■ **Task to complete**
Write the count of lines that contain the word "title" and nothing else.

■ **Dataset rows about figures**
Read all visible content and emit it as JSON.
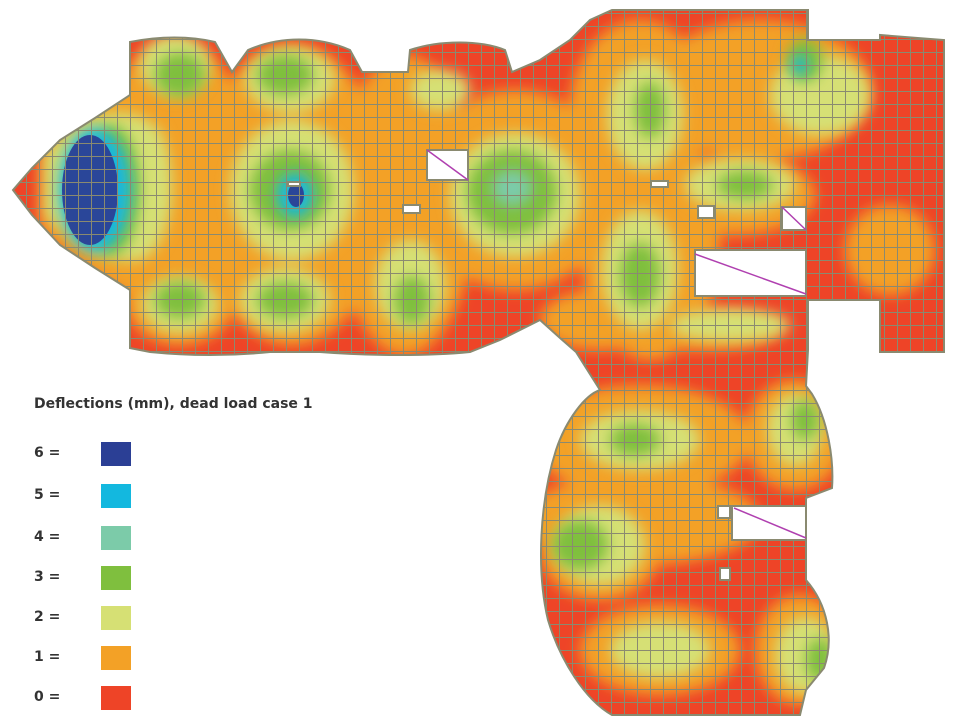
{
  "legend": {
    "title": "Deflections (mm), dead load case 1",
    "items": [
      {
        "value": "6",
        "label": "6 =",
        "color": "#2b3f95"
      },
      {
        "value": "5",
        "label": "5 =",
        "color": "#13b8df"
      },
      {
        "value": "4",
        "label": "4 =",
        "color": "#7ccba9"
      },
      {
        "value": "3",
        "label": "3 =",
        "color": "#7fbf3e"
      },
      {
        "value": "2",
        "label": "2 =",
        "color": "#d6e074"
      },
      {
        "value": "1",
        "label": "1 =",
        "color": "#f3a126"
      },
      {
        "value": "0",
        "label": "0 =",
        "color": "#ee4427"
      }
    ]
  },
  "mesh_color": "#8a8a70",
  "support_line_color": "#b040b0"
}
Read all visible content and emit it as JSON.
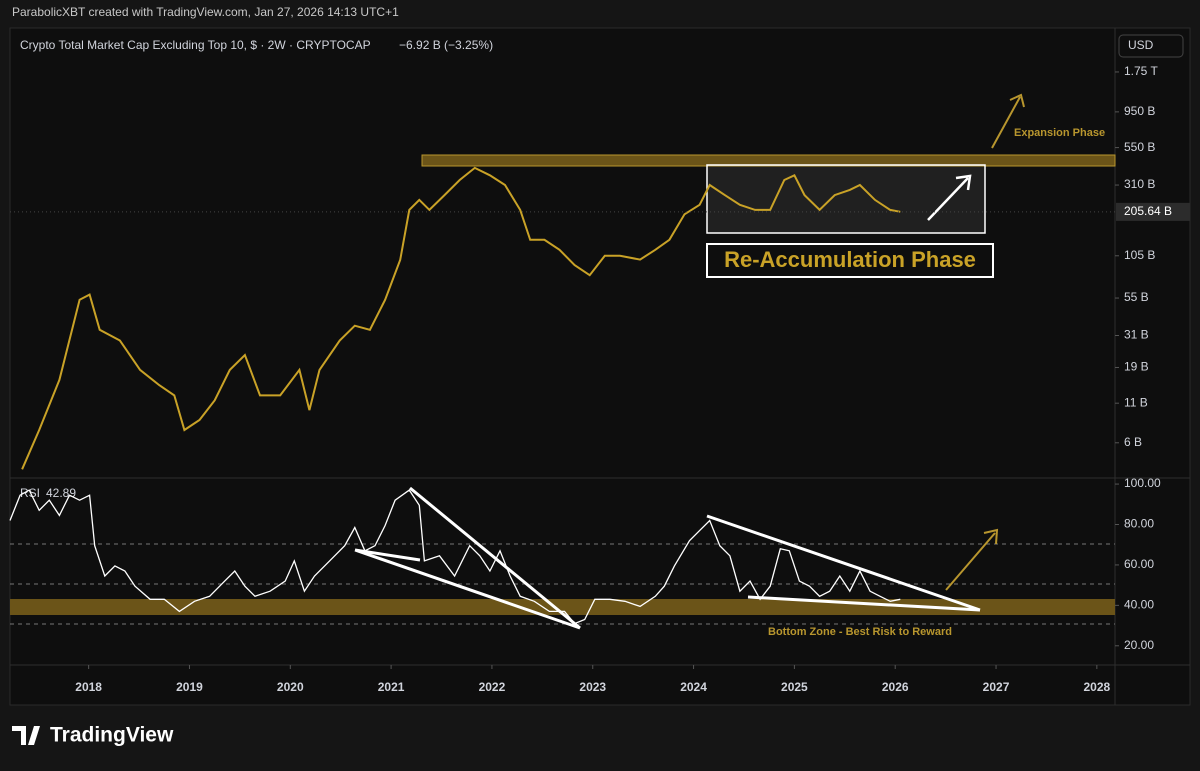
{
  "header": "ParabolicXBT created with TradingView.com, Jan 27, 2026 14:13 UTC+1",
  "logo": "TradingView",
  "chart_data": [
    {
      "type": "line",
      "title": "Crypto Total Market Cap Excluding Top 10, $ · 2W · CRYPTOCAP",
      "change": "−6.92 B (−3.25%)",
      "currency": "USD",
      "log_scale": true,
      "color": "#c9a227",
      "xlim": [
        2017.22,
        2028.18
      ],
      "ylim": [
        3.5,
        3430
      ],
      "yticks": [
        {
          "value": 1750,
          "label": "1.75 T"
        },
        {
          "value": 950,
          "label": "950 B"
        },
        {
          "value": 550,
          "label": "550 B"
        },
        {
          "value": 310,
          "label": "310 B"
        },
        {
          "value": 105,
          "label": "105 B"
        },
        {
          "value": 55,
          "label": "55 B"
        },
        {
          "value": 31,
          "label": "31 B"
        },
        {
          "value": 19,
          "label": "19 B"
        },
        {
          "value": 11,
          "label": "11 B"
        },
        {
          "value": 6,
          "label": "6 B"
        }
      ],
      "last_price": 205.64,
      "last_price_label": "205.64 B",
      "annotations": [
        "Expansion Phase",
        "Re-Accumulation Phase"
      ],
      "x": [
        2017.34,
        2017.51,
        2017.71,
        2017.91,
        2018.01,
        2018.11,
        2018.31,
        2018.51,
        2018.7,
        2018.85,
        2018.95,
        2019.1,
        2019.25,
        2019.4,
        2019.55,
        2019.7,
        2019.9,
        2020.09,
        2020.19,
        2020.29,
        2020.49,
        2020.64,
        2020.79,
        2020.94,
        2021.09,
        2021.18,
        2021.28,
        2021.38,
        2021.53,
        2021.68,
        2021.83,
        2021.98,
        2022.13,
        2022.28,
        2022.38,
        2022.52,
        2022.67,
        2022.82,
        2022.97,
        2023.12,
        2023.27,
        2023.47,
        2023.62,
        2023.76,
        2023.91,
        2024.06,
        2024.16,
        2024.31,
        2024.46,
        2024.61,
        2024.76,
        2024.9,
        2025.0,
        2025.1,
        2025.25,
        2025.4,
        2025.55,
        2025.65,
        2025.8,
        2025.95,
        2026.05
      ],
      "values": [
        4.0,
        7.3,
        15.7,
        53.5,
        58,
        33.8,
        28.7,
        18.3,
        14.5,
        12.4,
        7.3,
        8.5,
        11.5,
        18.3,
        23,
        12.4,
        12.4,
        18.3,
        9.9,
        18.3,
        28.7,
        36,
        33.8,
        53.5,
        98.6,
        212,
        247,
        212,
        266,
        335,
        403,
        360,
        310,
        212,
        134,
        134,
        115,
        91,
        78,
        105,
        105,
        99,
        115,
        134,
        198,
        229,
        310,
        266,
        229,
        212,
        212,
        335,
        360,
        266,
        212,
        266,
        288,
        310,
        247,
        212,
        206
      ]
    },
    {
      "type": "line",
      "series_label": "RSI",
      "last_value": 42.89,
      "color": "#ffffff",
      "xlim": [
        2017.22,
        2028.18
      ],
      "xticks": [
        2018,
        2019,
        2020,
        2021,
        2022,
        2023,
        2024,
        2025,
        2026,
        2027,
        2028
      ],
      "ylim": [
        10.5,
        103
      ],
      "yticks": [
        {
          "value": 100,
          "label": "100.00"
        },
        {
          "value": 80,
          "label": "80.00"
        },
        {
          "value": 60,
          "label": "60.00"
        },
        {
          "value": 40,
          "label": "40.00"
        },
        {
          "value": 20,
          "label": "20.00"
        }
      ],
      "annotations": [
        "Bottom Zone - Best Risk to Reward"
      ],
      "x": [
        2017.22,
        2017.32,
        2017.41,
        2017.51,
        2017.61,
        2017.71,
        2017.81,
        2017.91,
        2018.01,
        2018.06,
        2018.16,
        2018.26,
        2018.36,
        2018.46,
        2018.61,
        2018.75,
        2018.9,
        2019.05,
        2019.2,
        2019.35,
        2019.45,
        2019.55,
        2019.65,
        2019.8,
        2019.95,
        2020.04,
        2020.14,
        2020.24,
        2020.39,
        2020.54,
        2020.64,
        2020.74,
        2020.84,
        2020.94,
        2021.04,
        2021.18,
        2021.28,
        2021.33,
        2021.48,
        2021.63,
        2021.78,
        2021.88,
        2021.98,
        2022.08,
        2022.18,
        2022.28,
        2022.42,
        2022.57,
        2022.72,
        2022.82,
        2022.92,
        2023.02,
        2023.17,
        2023.32,
        2023.47,
        2023.62,
        2023.71,
        2023.81,
        2023.96,
        2024.06,
        2024.16,
        2024.26,
        2024.36,
        2024.46,
        2024.56,
        2024.66,
        2024.76,
        2024.86,
        2024.95,
        2025.05,
        2025.15,
        2025.25,
        2025.35,
        2025.45,
        2025.55,
        2025.65,
        2025.75,
        2025.85,
        2025.95,
        2026.05
      ],
      "values": [
        82,
        94.5,
        97,
        87,
        92,
        84.5,
        94.5,
        92,
        94.5,
        69.5,
        54.5,
        59.5,
        57,
        49.5,
        43,
        43,
        37,
        42,
        44.5,
        52,
        57,
        49.5,
        44.5,
        47,
        52,
        62,
        47,
        54.5,
        62,
        69.5,
        78.5,
        67,
        69.5,
        79.5,
        92,
        97,
        89.5,
        62,
        64.5,
        54.5,
        69.5,
        64.5,
        57,
        67,
        54.5,
        44.5,
        42,
        37,
        37,
        31,
        33,
        43,
        43,
        42,
        39.5,
        44.5,
        49.5,
        59.5,
        72,
        77,
        82,
        69.5,
        64.5,
        47,
        52,
        43,
        49.5,
        68,
        67,
        52,
        49.5,
        44.5,
        47,
        54.5,
        47,
        57,
        47,
        44.5,
        42,
        43
      ]
    }
  ]
}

■ **Finished answer**
2